Say how many lines in the data below contain the word "rank", and give no other text.

### LISTED RECORDS
★ ★ ★ ★

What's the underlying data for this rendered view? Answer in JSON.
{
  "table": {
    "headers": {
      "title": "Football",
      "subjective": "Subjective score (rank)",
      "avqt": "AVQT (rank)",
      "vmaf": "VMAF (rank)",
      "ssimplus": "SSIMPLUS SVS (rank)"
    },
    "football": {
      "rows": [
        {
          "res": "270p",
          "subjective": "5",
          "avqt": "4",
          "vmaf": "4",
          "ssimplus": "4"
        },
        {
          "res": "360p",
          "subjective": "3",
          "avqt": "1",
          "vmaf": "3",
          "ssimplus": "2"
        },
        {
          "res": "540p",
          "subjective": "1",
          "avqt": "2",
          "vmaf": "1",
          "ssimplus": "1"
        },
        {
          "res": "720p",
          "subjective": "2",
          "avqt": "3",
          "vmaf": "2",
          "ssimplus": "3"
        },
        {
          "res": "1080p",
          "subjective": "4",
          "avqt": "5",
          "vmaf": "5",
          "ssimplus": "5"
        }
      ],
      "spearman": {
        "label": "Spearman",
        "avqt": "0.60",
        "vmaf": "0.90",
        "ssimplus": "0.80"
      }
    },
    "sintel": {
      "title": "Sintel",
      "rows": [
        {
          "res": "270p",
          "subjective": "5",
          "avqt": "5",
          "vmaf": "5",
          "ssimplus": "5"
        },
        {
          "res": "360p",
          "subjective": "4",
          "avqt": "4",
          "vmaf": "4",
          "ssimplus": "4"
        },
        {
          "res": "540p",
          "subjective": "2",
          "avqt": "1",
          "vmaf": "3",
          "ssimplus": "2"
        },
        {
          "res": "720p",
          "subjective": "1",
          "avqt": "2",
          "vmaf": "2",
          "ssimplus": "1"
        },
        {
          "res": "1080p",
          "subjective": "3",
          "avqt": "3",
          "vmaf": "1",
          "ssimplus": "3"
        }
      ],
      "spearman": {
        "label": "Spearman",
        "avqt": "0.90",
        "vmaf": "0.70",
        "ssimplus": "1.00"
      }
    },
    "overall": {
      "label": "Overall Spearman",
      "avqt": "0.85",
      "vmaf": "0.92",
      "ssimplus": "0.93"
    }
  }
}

★ ★ ★ ★

### RESULT
4